*SET EXERCISE*
Every line below is to be quoted exactly, with nothing added or dropped.

*DATASET CONTENT*

[START]

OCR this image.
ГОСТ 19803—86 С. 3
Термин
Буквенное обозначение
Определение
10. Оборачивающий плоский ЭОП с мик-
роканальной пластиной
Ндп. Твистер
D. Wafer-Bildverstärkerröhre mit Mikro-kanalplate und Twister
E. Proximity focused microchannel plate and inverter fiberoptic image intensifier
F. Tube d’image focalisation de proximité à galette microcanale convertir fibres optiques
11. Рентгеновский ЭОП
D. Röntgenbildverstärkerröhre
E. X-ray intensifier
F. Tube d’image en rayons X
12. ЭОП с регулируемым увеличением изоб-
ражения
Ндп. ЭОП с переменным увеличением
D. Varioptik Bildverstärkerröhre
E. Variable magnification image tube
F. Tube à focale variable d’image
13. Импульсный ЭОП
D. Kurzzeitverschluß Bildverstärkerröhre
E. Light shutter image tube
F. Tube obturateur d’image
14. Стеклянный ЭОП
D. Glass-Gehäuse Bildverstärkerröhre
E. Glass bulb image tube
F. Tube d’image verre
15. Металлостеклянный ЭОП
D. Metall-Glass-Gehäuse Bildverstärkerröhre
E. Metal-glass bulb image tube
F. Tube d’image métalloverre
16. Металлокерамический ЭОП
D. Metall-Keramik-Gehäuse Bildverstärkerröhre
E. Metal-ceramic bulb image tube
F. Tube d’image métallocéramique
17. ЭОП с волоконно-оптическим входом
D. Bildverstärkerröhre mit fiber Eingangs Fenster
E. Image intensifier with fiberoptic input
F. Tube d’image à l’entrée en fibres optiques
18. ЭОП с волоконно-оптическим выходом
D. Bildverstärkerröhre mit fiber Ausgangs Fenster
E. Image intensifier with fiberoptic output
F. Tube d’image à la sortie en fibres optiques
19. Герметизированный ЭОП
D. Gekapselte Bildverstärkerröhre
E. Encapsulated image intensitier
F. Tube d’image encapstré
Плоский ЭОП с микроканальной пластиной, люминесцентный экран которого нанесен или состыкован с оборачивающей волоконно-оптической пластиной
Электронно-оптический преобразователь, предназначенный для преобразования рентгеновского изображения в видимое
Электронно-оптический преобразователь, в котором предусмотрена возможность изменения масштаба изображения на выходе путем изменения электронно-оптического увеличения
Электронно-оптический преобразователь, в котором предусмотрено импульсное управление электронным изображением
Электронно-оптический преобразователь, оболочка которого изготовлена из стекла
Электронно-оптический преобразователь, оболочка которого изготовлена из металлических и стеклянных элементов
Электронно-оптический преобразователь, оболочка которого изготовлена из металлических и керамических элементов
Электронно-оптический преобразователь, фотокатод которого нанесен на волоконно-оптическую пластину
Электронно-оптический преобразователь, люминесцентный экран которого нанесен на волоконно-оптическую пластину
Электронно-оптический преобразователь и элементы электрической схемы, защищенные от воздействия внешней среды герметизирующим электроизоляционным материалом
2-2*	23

[END]

*FINAL RESULT*
OCR this image.
ГОСТ 19803—86 С. 3
Термин
Буквенное обозначение
Определение
10. Оборачивающий плоский ЭОП с мик-
роканальной пластиной
Ндп. Твистер
D. Wafer-Bildverstärkerröhre mit Mikro-kanalplate und Twister
E. Proximity focused microchannel plate and inverter fiberoptic image intensifier
F. Tube d’image focalisation de proximité à galette microcanale convertir fibres optiques
11. Рентгеновский ЭОП
D. Röntgenbildverstärkerröhre
E. X-ray intensifier
F. Tube d’image en rayons X
12. ЭОП с регулируемым увеличением изоб-
ражения
Ндп. ЭОП с переменным увеличением
D. Varioptik Bildverstärkerröhre
E. Variable magnification image tube
F. Tube à focale variable d’image
13. Импульсный ЭОП
D. Kurzzeitverschluß Bildverstärkerröhre
E. Light shutter image tube
F. Tube obturateur d’image
14. Стеклянный ЭОП
D. Glass-Gehäuse Bildverstärkerröhre
E. Glass bulb image tube
F. Tube d’image verre
15. Металлостеклянный ЭОП
D. Metall-Glass-Gehäuse Bildverstärkerröhre
E. Metal-glass bulb image tube
F. Tube d’image métalloverre
16. Металлокерамический ЭОП
D. Metall-Keramik-Gehäuse Bildverstärkerröhre
E. Metal-ceramic bulb image tube
F. Tube d’image métallocéramique
17. ЭОП с волоконно-оптическим входом
D. Bildverstärkerröhre mit fiber Eingangs Fenster
E. Image intensifier with fiberoptic input
F. Tube d’image à l’entrée en fibres optiques
18. ЭОП с волоконно-оптическим выходом
D. Bildverstärkerröhre mit fiber Ausgangs Fenster
E. Image intensifier with fiberoptic output
F. Tube d’image à la sortie en fibres optiques
19. Герметизированный ЭОП
D. Gekapselte Bildverstärkerröhre
E. Encapsulated image intensitier
F. Tube d’image encapstré
Плоский ЭОП с микроканальной пластиной, люминесцентный экран которого нанесен или состыкован с оборачивающей волоконно-оптической пластиной
Электронно-оптический преобразователь, предназначенный для преобразования рентгеновского изображения в видимое
Электронно-оптический преобразователь, в котором предусмотрена возможность изменения масштаба изображения на выходе путем изменения электронно-оптического увеличения
Электронно-оптический преобразователь, в котором предусмотрено импульсное управление электронным изображением
Электронно-оптический преобразователь, оболочка которого изготовлена из стекла
Электронно-оптический преобразователь, оболочка которого изготовлена из металлических и стеклянных элементов
Электронно-оптический преобразователь, оболочка которого изготовлена из металлических и керамических элементов
Электронно-оптический преобразователь, фотокатод которого нанесен на волоконно-оптическую пластину
Электронно-оптический преобразователь, люминесцентный экран которого нанесен на волоконно-оптическую пластину
Электронно-оптический преобразователь и элементы электрической схемы, защищенные от воздействия внешней среды герметизирующим электроизоляционным материалом
2-2*	23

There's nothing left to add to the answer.